▶ [Required task]:
How many lines in this material include the string "screenshot"? Answer with the number and nothing further.

▶ [Dataset extract]:
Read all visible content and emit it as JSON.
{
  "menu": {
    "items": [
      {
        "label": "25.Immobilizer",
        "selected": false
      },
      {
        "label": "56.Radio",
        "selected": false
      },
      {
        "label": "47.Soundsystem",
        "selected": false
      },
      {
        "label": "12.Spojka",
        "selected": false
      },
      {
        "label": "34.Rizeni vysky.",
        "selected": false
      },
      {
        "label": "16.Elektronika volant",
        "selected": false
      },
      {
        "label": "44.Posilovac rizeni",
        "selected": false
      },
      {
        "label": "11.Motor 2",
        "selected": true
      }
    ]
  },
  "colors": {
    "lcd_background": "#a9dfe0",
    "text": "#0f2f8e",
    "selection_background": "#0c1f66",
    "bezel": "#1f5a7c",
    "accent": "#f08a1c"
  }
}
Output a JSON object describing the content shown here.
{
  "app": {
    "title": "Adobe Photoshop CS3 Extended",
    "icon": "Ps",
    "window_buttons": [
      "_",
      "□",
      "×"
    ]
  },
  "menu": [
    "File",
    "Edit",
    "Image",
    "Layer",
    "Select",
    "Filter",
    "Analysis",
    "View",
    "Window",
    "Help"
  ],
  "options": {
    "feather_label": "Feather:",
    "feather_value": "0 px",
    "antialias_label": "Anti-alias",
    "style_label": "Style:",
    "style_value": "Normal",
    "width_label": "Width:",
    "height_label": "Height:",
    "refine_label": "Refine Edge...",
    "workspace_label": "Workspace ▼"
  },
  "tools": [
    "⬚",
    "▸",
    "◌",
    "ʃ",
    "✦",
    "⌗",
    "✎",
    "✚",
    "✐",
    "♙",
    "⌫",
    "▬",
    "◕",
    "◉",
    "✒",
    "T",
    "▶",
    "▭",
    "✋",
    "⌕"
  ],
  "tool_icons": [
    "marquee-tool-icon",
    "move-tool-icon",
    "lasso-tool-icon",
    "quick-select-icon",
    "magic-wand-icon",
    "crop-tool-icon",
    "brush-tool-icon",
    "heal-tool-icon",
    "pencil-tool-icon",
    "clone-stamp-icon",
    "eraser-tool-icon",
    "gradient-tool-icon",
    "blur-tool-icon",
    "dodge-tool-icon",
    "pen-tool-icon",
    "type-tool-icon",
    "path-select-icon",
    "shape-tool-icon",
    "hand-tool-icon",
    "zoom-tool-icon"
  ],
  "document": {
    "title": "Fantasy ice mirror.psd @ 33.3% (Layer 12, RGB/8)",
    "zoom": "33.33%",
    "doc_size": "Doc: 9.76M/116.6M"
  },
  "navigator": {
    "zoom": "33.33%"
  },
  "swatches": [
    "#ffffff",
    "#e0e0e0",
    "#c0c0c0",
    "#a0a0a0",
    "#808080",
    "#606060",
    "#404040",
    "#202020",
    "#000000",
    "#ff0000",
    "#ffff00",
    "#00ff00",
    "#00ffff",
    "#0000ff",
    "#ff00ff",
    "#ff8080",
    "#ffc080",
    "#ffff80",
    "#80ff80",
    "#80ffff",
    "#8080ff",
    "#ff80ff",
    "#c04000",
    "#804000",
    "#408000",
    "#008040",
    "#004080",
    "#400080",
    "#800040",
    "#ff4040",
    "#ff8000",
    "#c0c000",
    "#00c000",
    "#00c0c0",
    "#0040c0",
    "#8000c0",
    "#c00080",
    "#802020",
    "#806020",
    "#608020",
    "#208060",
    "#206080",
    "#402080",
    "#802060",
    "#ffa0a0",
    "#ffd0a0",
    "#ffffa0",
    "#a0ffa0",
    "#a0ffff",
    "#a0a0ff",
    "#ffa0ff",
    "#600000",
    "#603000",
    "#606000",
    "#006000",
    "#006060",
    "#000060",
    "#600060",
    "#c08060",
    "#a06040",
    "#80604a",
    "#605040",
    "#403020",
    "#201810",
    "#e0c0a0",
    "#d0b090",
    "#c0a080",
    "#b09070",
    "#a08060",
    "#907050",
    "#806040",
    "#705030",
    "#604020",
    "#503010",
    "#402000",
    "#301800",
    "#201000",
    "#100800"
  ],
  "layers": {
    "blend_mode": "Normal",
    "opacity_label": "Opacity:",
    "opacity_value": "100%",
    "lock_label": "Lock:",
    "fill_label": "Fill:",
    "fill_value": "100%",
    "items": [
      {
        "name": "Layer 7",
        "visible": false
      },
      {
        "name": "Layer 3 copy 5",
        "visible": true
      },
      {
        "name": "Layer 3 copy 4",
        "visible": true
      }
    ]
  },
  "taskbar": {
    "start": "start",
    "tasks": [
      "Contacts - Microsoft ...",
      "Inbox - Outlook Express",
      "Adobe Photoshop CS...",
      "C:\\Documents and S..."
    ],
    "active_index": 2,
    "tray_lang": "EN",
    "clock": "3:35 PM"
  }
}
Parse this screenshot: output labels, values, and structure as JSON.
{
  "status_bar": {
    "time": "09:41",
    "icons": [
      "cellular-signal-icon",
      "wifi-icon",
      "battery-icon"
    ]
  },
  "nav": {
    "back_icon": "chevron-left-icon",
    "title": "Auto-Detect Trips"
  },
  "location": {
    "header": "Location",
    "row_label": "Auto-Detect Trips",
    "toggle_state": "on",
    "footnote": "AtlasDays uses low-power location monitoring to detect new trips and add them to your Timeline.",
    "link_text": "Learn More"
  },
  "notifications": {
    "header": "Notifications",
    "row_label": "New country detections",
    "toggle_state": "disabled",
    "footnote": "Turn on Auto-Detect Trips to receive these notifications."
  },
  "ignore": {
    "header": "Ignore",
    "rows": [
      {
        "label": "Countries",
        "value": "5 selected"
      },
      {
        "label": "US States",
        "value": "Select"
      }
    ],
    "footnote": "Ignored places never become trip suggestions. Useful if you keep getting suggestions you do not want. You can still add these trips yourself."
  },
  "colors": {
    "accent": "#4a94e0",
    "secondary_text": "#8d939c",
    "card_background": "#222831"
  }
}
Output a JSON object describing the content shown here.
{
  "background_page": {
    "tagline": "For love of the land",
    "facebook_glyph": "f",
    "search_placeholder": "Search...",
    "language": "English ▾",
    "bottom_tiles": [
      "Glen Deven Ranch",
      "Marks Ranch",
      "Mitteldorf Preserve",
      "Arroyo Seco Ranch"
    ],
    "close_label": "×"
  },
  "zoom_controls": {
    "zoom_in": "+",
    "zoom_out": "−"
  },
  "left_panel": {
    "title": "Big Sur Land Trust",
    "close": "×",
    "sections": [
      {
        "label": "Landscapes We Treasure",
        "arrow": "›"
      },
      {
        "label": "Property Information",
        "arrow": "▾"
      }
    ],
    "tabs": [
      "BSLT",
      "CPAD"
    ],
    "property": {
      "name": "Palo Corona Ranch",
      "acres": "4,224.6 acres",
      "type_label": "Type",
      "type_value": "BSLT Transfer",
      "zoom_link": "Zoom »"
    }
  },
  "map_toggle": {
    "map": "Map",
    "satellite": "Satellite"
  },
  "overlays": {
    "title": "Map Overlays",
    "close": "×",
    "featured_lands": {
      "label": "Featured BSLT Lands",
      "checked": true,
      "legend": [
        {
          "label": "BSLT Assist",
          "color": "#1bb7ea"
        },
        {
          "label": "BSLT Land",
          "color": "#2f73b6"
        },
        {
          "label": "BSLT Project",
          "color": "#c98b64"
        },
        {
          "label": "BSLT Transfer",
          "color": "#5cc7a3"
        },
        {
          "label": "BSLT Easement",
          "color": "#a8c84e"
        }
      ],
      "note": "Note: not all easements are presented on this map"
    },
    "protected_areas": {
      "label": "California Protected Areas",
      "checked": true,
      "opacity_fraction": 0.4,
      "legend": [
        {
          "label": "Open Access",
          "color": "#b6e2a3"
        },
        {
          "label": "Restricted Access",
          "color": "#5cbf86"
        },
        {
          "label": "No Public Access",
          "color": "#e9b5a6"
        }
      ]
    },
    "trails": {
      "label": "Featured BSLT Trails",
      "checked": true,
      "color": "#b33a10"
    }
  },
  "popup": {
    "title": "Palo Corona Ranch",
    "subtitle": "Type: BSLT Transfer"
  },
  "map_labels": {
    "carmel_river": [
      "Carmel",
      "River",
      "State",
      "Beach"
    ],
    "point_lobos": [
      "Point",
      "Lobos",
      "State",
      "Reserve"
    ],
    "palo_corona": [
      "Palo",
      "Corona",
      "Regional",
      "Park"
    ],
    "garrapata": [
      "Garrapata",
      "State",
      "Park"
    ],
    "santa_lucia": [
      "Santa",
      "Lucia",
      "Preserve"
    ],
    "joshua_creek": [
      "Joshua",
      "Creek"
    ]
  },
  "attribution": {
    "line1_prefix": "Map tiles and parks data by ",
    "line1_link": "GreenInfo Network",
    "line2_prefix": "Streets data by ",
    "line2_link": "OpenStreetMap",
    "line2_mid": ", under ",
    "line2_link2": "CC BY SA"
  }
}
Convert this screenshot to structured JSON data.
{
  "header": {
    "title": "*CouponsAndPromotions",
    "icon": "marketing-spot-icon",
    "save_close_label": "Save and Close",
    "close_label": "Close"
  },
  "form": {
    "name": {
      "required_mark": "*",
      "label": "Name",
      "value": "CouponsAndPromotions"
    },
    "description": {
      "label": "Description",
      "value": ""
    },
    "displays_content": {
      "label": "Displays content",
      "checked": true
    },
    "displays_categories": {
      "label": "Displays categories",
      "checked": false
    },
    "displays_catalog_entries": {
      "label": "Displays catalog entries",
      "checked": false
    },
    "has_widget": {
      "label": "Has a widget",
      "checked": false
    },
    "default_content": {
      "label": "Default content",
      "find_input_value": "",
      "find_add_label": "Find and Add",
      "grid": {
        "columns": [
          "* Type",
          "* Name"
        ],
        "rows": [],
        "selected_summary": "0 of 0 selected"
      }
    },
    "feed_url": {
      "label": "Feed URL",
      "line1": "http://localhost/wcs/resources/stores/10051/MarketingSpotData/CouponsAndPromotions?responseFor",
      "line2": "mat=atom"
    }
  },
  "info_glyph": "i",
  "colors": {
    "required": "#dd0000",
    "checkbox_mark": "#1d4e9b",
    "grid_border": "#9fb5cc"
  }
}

▶ [Result below]:
2